** What the task asks **
Copy the lines below as they are; omit the images they contain.

Dataset items:
════

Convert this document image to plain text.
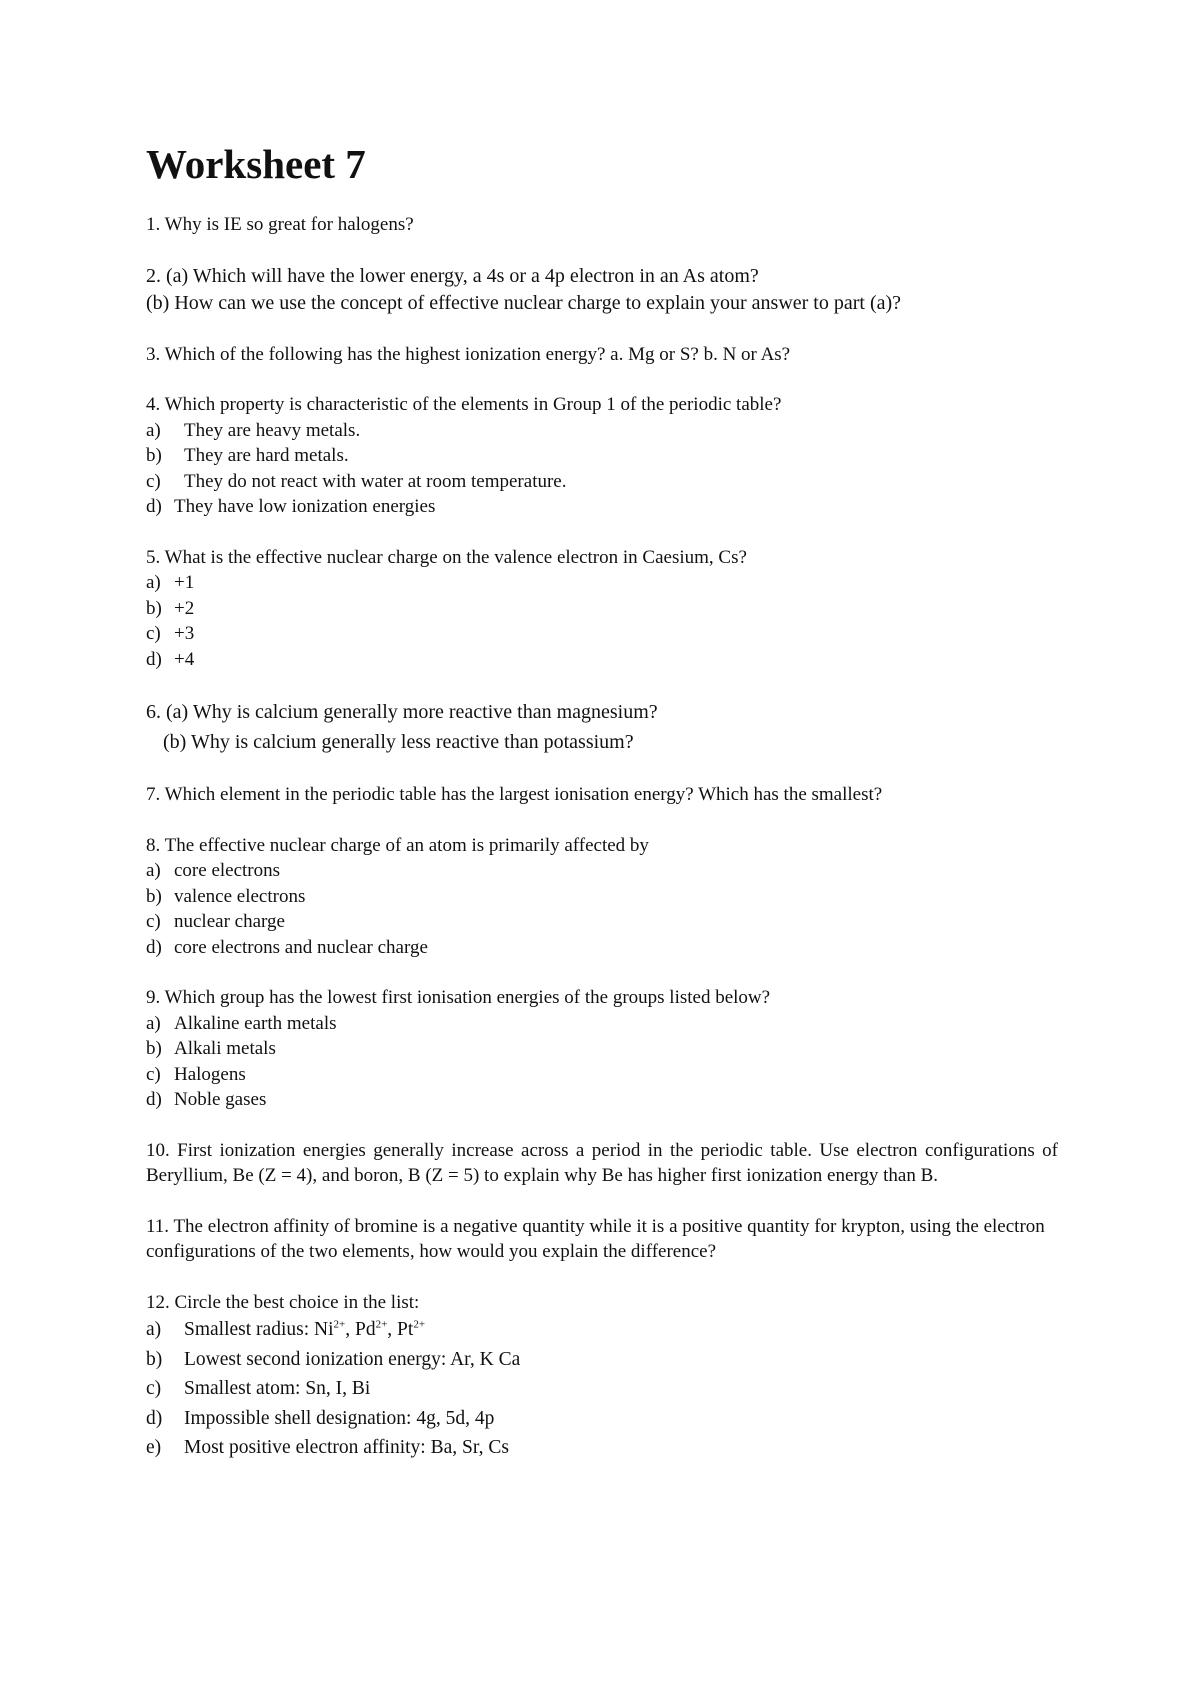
Worksheet 7
1. Why is IE so great for halogens?
2. (a) Which will have the lower energy, a 4s or a 4p electron in an As atom?
(b) How can we use the concept of effective nuclear charge to explain your answer to part (a)?
3. Which of the following has the highest ionization energy? a. Mg or S? b. N or As?
4. Which property is characteristic of the elements in Group 1 of the periodic table?
a) They are heavy metals.
b) They are hard metals.
c) They do not react with water at room temperature.
d) They have low ionization energies
5. What is the effective nuclear charge on the valence electron in Caesium, Cs?
a) +1
b) +2
c) +3
d) +4
6. (a) Why is calcium generally more reactive than magnesium?
(b) Why is calcium generally less reactive than potassium?
7. Which element in the periodic table has the largest ionisation energy? Which has the smallest?
8. The effective nuclear charge of an atom is primarily affected by
a) core electrons
b) valence electrons
c) nuclear charge
d) core electrons and nuclear charge
9. Which group has the lowest first ionisation energies of the groups listed below?
a) Alkaline earth metals
b) Alkali metals
c) Halogens
d) Noble gases
10. First ionization energies generally increase across a period in the periodic table. Use electron configurations of Beryllium, Be (Z = 4), and boron, B (Z = 5) to explain why Be has higher first ionization energy than B.
11. The electron affinity of bromine is a negative quantity while it is a positive quantity for krypton, using the electron configurations of the two elements, how would you explain the difference?
12. Circle the best choice in the list:
a) Smallest radius: $Ni^{2+}$, $Pd^{2+}$, $Pt^{2+}$
b) Lowest second ionization energy: Ar, K Ca
c) Smallest atom: Sn, I, Bi
d) Impossible shell designation: 4g, 5d, 4p
e) Most positive electron affinity: Ba, Sr, Cs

════

** Response to the exercise **
Convert this document image to plain text.
Worksheet 7
1. Why is IE so great for halogens?
2. (a) Which will have the lower energy, a 4s or a 4p electron in an As atom?
(b) How can we use the concept of effective nuclear charge to explain your answer to part (a)?
3. Which of the following has the highest ionization energy? a. Mg or S? b. N or As?
4. Which property is characteristic of the elements in Group 1 of the periodic table?
a) They are heavy metals.
b) They are hard metals.
c) They do not react with water at room temperature.
d) They have low ionization energies
5. What is the effective nuclear charge on the valence electron in Caesium, Cs?
a) +1
b) +2
c) +3
d) +4
6. (a) Why is calcium generally more reactive than magnesium?
(b) Why is calcium generally less reactive than potassium?
7. Which element in the periodic table has the largest ionisation energy? Which has the smallest?
8. The effective nuclear charge of an atom is primarily affected by
a) core electrons
b) valence electrons
c) nuclear charge
d) core electrons and nuclear charge
9. Which group has the lowest first ionisation energies of the groups listed below?
a) Alkaline earth metals
b) Alkali metals
c) Halogens
d) Noble gases
10. First ionization energies generally increase across a period in the periodic table. Use electron configurations of Beryllium, Be (Z = 4), and boron, B (Z = 5) to explain why Be has higher first ionization energy than B.
11. The electron affinity of bromine is a negative quantity while it is a positive quantity for krypton, using the electron configurations of the two elements, how would you explain the difference?
12. Circle the best choice in the list:
a) Smallest radius: $Ni^{2+}$, $Pd^{2+}$, $Pt^{2+}$
b) Lowest second ionization energy: Ar, K Ca
c) Smallest atom: Sn, I, Bi
d) Impossible shell designation: 4g, 5d, 4p
e) Most positive electron affinity: Ba, Sr, Cs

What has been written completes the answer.